Write every line of the material out exactly as shown.

+ + + +

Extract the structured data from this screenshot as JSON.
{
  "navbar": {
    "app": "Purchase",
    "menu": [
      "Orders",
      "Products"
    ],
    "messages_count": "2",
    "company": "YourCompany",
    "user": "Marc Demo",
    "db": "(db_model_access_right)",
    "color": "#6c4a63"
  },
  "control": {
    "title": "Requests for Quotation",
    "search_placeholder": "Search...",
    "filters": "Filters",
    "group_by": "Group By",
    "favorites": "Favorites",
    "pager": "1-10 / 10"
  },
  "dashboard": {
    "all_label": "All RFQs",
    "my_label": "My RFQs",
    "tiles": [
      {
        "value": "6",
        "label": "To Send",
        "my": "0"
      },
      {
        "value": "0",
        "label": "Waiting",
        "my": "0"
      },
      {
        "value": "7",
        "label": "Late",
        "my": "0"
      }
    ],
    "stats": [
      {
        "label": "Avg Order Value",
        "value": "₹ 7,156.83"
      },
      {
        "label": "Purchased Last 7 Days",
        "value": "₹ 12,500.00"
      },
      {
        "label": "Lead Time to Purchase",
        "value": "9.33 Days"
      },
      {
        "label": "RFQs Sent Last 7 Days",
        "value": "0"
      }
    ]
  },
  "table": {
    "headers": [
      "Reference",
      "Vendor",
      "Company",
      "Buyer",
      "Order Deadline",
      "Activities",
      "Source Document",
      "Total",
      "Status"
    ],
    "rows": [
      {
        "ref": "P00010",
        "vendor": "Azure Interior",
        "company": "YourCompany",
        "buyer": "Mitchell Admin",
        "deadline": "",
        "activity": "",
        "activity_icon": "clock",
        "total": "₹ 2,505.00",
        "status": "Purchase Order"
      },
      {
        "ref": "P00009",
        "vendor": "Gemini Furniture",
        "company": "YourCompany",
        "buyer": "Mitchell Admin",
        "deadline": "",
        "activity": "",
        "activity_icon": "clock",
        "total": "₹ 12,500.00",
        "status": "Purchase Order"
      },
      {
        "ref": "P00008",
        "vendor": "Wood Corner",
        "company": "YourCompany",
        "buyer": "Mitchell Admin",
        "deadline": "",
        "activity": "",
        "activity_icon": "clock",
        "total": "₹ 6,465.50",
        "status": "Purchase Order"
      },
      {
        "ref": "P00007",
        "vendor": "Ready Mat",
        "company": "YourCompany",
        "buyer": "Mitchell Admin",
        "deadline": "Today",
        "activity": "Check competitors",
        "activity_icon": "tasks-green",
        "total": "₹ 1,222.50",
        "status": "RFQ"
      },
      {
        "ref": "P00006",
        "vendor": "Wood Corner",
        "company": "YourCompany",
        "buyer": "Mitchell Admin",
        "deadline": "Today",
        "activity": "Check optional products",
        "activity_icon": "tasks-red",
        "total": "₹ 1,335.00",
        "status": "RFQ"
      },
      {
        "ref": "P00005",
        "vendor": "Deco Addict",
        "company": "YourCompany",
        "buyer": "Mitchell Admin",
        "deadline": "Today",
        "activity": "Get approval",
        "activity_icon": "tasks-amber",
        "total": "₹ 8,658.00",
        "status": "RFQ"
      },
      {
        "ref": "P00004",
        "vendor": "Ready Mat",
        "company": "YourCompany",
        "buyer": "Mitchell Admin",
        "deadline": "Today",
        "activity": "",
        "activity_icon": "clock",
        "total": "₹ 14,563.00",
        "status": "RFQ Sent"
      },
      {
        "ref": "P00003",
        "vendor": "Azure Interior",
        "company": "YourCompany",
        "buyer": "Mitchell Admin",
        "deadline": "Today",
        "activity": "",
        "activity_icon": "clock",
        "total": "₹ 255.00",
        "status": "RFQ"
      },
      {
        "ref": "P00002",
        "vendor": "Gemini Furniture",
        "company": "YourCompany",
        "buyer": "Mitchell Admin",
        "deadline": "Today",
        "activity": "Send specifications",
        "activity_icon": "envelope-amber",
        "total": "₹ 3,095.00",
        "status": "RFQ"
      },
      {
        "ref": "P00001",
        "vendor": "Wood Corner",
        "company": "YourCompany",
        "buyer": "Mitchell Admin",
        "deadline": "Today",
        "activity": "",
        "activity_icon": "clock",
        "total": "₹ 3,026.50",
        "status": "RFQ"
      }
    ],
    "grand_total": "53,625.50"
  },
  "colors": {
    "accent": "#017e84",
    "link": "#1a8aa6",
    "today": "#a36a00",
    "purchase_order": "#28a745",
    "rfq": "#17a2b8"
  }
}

+ + + +

## SOLUTION TO THIS EXERCISE
Extract the structured data from this screenshot as JSON.
{
  "navbar": {
    "app": "Purchase",
    "menu": [
      "Orders",
      "Products"
    ],
    "messages_count": "2",
    "company": "YourCompany",
    "user": "Marc Demo",
    "db": "(db_model_access_right)",
    "color": "#6c4a63"
  },
  "control": {
    "title": "Requests for Quotation",
    "search_placeholder": "Search...",
    "filters": "Filters",
    "group_by": "Group By",
    "favorites": "Favorites",
    "pager": "1-10 / 10"
  },
  "dashboard": {
    "all_label": "All RFQs",
    "my_label": "My RFQs",
    "tiles": [
      {
        "value": "6",
        "label": "To Send",
        "my": "0"
      },
      {
        "value": "0",
        "label": "Waiting",
        "my": "0"
      },
      {
        "value": "7",
        "label": "Late",
        "my": "0"
      }
    ],
    "stats": [
      {
        "label": "Avg Order Value",
        "value": "₹ 7,156.83"
      },
      {
        "label": "Purchased Last 7 Days",
        "value": "₹ 12,500.00"
      },
      {
        "label": "Lead Time to Purchase",
        "value": "9.33 Days"
      },
      {
        "label": "RFQs Sent Last 7 Days",
        "value": "0"
      }
    ]
  },
  "table": {
    "headers": [
      "Reference",
      "Vendor",
      "Company",
      "Buyer",
      "Order Deadline",
      "Activities",
      "Source Document",
      "Total",
      "Status"
    ],
    "rows": [
      {
        "ref": "P00010",
        "vendor": "Azure Interior",
        "company": "YourCompany",
        "buyer": "Mitchell Admin",
        "deadline": "",
        "activity": "",
        "activity_icon": "clock",
        "total": "₹ 2,505.00",
        "status": "Purchase Order"
      },
      {
        "ref": "P00009",
        "vendor": "Gemini Furniture",
        "company": "YourCompany",
        "buyer": "Mitchell Admin",
        "deadline": "",
        "activity": "",
        "activity_icon": "clock",
        "total": "₹ 12,500.00",
        "status": "Purchase Order"
      },
      {
        "ref": "P00008",
        "vendor": "Wood Corner",
        "company": "YourCompany",
        "buyer": "Mitchell Admin",
        "deadline": "",
        "activity": "",
        "activity_icon": "clock",
        "total": "₹ 6,465.50",
        "status": "Purchase Order"
      },
      {
        "ref": "P00007",
        "vendor": "Ready Mat",
        "company": "YourCompany",
        "buyer": "Mitchell Admin",
        "deadline": "Today",
        "activity": "Check competitors",
        "activity_icon": "tasks-green",
        "total": "₹ 1,222.50",
        "status": "RFQ"
      },
      {
        "ref": "P00006",
        "vendor": "Wood Corner",
        "company": "YourCompany",
        "buyer": "Mitchell Admin",
        "deadline": "Today",
        "activity": "Check optional products",
        "activity_icon": "tasks-red",
        "total": "₹ 1,335.00",
        "status": "RFQ"
      },
      {
        "ref": "P00005",
        "vendor": "Deco Addict",
        "company": "YourCompany",
        "buyer": "Mitchell Admin",
        "deadline": "Today",
        "activity": "Get approval",
        "activity_icon": "tasks-amber",
        "total": "₹ 8,658.00",
        "status": "RFQ"
      },
      {
        "ref": "P00004",
        "vendor": "Ready Mat",
        "company": "YourCompany",
        "buyer": "Mitchell Admin",
        "deadline": "Today",
        "activity": "",
        "activity_icon": "clock",
        "total": "₹ 14,563.00",
        "status": "RFQ Sent"
      },
      {
        "ref": "P00003",
        "vendor": "Azure Interior",
        "company": "YourCompany",
        "buyer": "Mitchell Admin",
        "deadline": "Today",
        "activity": "",
        "activity_icon": "clock",
        "total": "₹ 255.00",
        "status": "RFQ"
      },
      {
        "ref": "P00002",
        "vendor": "Gemini Furniture",
        "company": "YourCompany",
        "buyer": "Mitchell Admin",
        "deadline": "Today",
        "activity": "Send specifications",
        "activity_icon": "envelope-amber",
        "total": "₹ 3,095.00",
        "status": "RFQ"
      },
      {
        "ref": "P00001",
        "vendor": "Wood Corner",
        "company": "YourCompany",
        "buyer": "Mitchell Admin",
        "deadline": "Today",
        "activity": "",
        "activity_icon": "clock",
        "total": "₹ 3,026.50",
        "status": "RFQ"
      }
    ],
    "grand_total": "53,625.50"
  },
  "colors": {
    "accent": "#017e84",
    "link": "#1a8aa6",
    "today": "#a36a00",
    "purchase_order": "#28a745",
    "rfq": "#17a2b8"
  }
}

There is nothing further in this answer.